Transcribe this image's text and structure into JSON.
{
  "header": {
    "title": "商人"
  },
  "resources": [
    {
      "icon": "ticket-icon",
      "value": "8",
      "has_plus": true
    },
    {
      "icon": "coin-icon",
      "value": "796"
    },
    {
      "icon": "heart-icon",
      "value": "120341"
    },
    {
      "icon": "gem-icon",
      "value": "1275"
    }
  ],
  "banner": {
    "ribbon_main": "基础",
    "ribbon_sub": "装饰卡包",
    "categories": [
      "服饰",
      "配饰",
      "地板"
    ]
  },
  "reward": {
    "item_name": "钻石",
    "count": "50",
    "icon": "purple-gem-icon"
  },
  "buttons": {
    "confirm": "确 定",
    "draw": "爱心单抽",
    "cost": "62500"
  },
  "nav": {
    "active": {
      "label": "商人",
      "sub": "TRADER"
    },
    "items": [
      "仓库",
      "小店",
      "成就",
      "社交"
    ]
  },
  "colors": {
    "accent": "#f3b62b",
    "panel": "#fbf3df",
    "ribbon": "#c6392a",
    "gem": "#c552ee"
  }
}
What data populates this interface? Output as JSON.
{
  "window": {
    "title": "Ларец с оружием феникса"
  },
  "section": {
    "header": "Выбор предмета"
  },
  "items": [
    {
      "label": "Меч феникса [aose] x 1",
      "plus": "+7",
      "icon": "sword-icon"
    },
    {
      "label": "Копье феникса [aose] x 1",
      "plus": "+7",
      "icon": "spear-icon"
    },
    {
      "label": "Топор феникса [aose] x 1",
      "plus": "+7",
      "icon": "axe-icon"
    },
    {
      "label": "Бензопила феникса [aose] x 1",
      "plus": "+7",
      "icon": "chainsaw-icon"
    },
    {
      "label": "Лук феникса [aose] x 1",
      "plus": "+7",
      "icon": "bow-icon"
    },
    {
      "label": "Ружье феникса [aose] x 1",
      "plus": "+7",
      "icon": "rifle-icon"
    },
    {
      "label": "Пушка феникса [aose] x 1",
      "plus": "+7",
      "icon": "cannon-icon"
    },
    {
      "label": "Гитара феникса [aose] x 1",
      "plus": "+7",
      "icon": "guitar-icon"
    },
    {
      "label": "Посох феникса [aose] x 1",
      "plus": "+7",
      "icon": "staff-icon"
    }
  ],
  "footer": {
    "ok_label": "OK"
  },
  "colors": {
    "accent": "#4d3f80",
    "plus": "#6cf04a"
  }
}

§ What to do
Write out the entries above once more, without altering anything.

§ Answer to this task
Transcribe this image's text and structure into JSON.
{
  "header": {
    "title": "商人"
  },
  "resources": [
    {
      "icon": "ticket-icon",
      "value": "8",
      "has_plus": true
    },
    {
      "icon": "coin-icon",
      "value": "796"
    },
    {
      "icon": "heart-icon",
      "value": "120341"
    },
    {
      "icon": "gem-icon",
      "value": "1275"
    }
  ],
  "banner": {
    "ribbon_main": "基础",
    "ribbon_sub": "装饰卡包",
    "categories": [
      "服饰",
      "配饰",
      "地板"
    ]
  },
  "reward": {
    "item_name": "钻石",
    "count": "50",
    "icon": "purple-gem-icon"
  },
  "buttons": {
    "confirm": "确 定",
    "draw": "爱心单抽",
    "cost": "62500"
  },
  "nav": {
    "active": {
      "label": "商人",
      "sub": "TRADER"
    },
    "items": [
      "仓库",
      "小店",
      "成就",
      "社交"
    ]
  },
  "colors": {
    "accent": "#f3b62b",
    "panel": "#fbf3df",
    "ribbon": "#c6392a",
    "gem": "#c552ee"
  }
}
What data populates this interface? Output as JSON.
{
  "window": {
    "title": "Ларец с оружием феникса"
  },
  "section": {
    "header": "Выбор предмета"
  },
  "items": [
    {
      "label": "Меч феникса [aose] x 1",
      "plus": "+7",
      "icon": "sword-icon"
    },
    {
      "label": "Копье феникса [aose] x 1",
      "plus": "+7",
      "icon": "spear-icon"
    },
    {
      "label": "Топор феникса [aose] x 1",
      "plus": "+7",
      "icon": "axe-icon"
    },
    {
      "label": "Бензопила феникса [aose] x 1",
      "plus": "+7",
      "icon": "chainsaw-icon"
    },
    {
      "label": "Лук феникса [aose] x 1",
      "plus": "+7",
      "icon": "bow-icon"
    },
    {
      "label": "Ружье феникса [aose] x 1",
      "plus": "+7",
      "icon": "rifle-icon"
    },
    {
      "label": "Пушка феникса [aose] x 1",
      "plus": "+7",
      "icon": "cannon-icon"
    },
    {
      "label": "Гитара феникса [aose] x 1",
      "plus": "+7",
      "icon": "guitar-icon"
    },
    {
      "label": "Посох феникса [aose] x 1",
      "plus": "+7",
      "icon": "staff-icon"
    }
  ],
  "footer": {
    "ok_label": "OK"
  },
  "colors": {
    "accent": "#4d3f80",
    "plus": "#6cf04a"
  }
}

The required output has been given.